Stored data:

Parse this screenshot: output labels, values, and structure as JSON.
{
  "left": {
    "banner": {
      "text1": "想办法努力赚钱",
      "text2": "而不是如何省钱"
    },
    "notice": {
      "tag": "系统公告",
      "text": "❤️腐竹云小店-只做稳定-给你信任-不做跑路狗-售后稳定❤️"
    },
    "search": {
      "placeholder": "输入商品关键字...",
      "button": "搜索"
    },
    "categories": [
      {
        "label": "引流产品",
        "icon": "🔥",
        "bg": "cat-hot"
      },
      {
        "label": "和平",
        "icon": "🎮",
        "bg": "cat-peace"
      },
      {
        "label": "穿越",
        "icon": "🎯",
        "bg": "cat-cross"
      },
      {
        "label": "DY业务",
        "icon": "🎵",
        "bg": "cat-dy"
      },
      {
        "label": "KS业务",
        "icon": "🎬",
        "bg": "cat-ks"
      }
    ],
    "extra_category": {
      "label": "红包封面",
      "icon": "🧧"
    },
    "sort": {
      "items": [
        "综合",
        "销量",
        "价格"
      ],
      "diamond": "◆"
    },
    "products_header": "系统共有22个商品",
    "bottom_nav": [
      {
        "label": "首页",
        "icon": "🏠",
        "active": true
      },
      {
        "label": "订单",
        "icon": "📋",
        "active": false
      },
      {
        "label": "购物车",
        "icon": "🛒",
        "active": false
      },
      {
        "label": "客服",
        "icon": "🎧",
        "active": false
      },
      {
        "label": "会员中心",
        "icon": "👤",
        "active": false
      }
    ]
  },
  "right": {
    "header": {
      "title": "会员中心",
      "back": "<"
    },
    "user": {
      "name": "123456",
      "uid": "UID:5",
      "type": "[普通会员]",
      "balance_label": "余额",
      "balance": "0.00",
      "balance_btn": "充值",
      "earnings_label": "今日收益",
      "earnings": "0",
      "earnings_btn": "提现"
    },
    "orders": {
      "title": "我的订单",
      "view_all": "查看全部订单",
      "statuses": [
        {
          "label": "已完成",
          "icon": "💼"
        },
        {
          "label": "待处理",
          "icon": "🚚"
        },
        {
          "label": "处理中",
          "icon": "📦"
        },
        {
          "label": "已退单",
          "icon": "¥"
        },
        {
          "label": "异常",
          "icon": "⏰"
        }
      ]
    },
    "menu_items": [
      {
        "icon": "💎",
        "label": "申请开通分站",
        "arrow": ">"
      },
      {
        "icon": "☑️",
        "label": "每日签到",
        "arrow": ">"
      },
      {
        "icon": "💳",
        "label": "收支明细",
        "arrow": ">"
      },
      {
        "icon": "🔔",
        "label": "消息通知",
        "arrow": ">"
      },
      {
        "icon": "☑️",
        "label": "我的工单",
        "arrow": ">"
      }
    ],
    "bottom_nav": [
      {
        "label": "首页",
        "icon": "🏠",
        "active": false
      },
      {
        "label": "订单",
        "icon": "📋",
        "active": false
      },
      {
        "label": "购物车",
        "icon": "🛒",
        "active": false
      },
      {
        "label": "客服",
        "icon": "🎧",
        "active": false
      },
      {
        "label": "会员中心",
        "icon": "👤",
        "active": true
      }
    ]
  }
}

• [Exercise task]: Type the material above out again, exactly.

• [The result]:
Parse this screenshot: output labels, values, and structure as JSON.
{
  "left": {
    "banner": {
      "text1": "想办法努力赚钱",
      "text2": "而不是如何省钱"
    },
    "notice": {
      "tag": "系统公告",
      "text": "❤️腐竹云小店-只做稳定-给你信任-不做跑路狗-售后稳定❤️"
    },
    "search": {
      "placeholder": "输入商品关键字...",
      "button": "搜索"
    },
    "categories": [
      {
        "label": "引流产品",
        "icon": "🔥",
        "bg": "cat-hot"
      },
      {
        "label": "和平",
        "icon": "🎮",
        "bg": "cat-peace"
      },
      {
        "label": "穿越",
        "icon": "🎯",
        "bg": "cat-cross"
      },
      {
        "label": "DY业务",
        "icon": "🎵",
        "bg": "cat-dy"
      },
      {
        "label": "KS业务",
        "icon": "🎬",
        "bg": "cat-ks"
      }
    ],
    "extra_category": {
      "label": "红包封面",
      "icon": "🧧"
    },
    "sort": {
      "items": [
        "综合",
        "销量",
        "价格"
      ],
      "diamond": "◆"
    },
    "products_header": "系统共有22个商品",
    "bottom_nav": [
      {
        "label": "首页",
        "icon": "🏠",
        "active": true
      },
      {
        "label": "订单",
        "icon": "📋",
        "active": false
      },
      {
        "label": "购物车",
        "icon": "🛒",
        "active": false
      },
      {
        "label": "客服",
        "icon": "🎧",
        "active": false
      },
      {
        "label": "会员中心",
        "icon": "👤",
        "active": false
      }
    ]
  },
  "right": {
    "header": {
      "title": "会员中心",
      "back": "<"
    },
    "user": {
      "name": "123456",
      "uid": "UID:5",
      "type": "[普通会员]",
      "balance_label": "余额",
      "balance": "0.00",
      "balance_btn": "充值",
      "earnings_label": "今日收益",
      "earnings": "0",
      "earnings_btn": "提现"
    },
    "orders": {
      "title": "我的订单",
      "view_all": "查看全部订单",
      "statuses": [
        {
          "label": "已完成",
          "icon": "💼"
        },
        {
          "label": "待处理",
          "icon": "🚚"
        },
        {
          "label": "处理中",
          "icon": "📦"
        },
        {
          "label": "已退单",
          "icon": "¥"
        },
        {
          "label": "异常",
          "icon": "⏰"
        }
      ]
    },
    "menu_items": [
      {
        "icon": "💎",
        "label": "申请开通分站",
        "arrow": ">"
      },
      {
        "icon": "☑️",
        "label": "每日签到",
        "arrow": ">"
      },
      {
        "icon": "💳",
        "label": "收支明细",
        "arrow": ">"
      },
      {
        "icon": "🔔",
        "label": "消息通知",
        "arrow": ">"
      },
      {
        "icon": "☑️",
        "label": "我的工单",
        "arrow": ">"
      }
    ],
    "bottom_nav": [
      {
        "label": "首页",
        "icon": "🏠",
        "active": false
      },
      {
        "label": "订单",
        "icon": "📋",
        "active": false
      },
      {
        "label": "购物车",
        "icon": "🛒",
        "active": false
      },
      {
        "label": "客服",
        "icon": "🎧",
        "active": false
      },
      {
        "label": "会员中心",
        "icon": "👤",
        "active": true
      }
    ]
  }
}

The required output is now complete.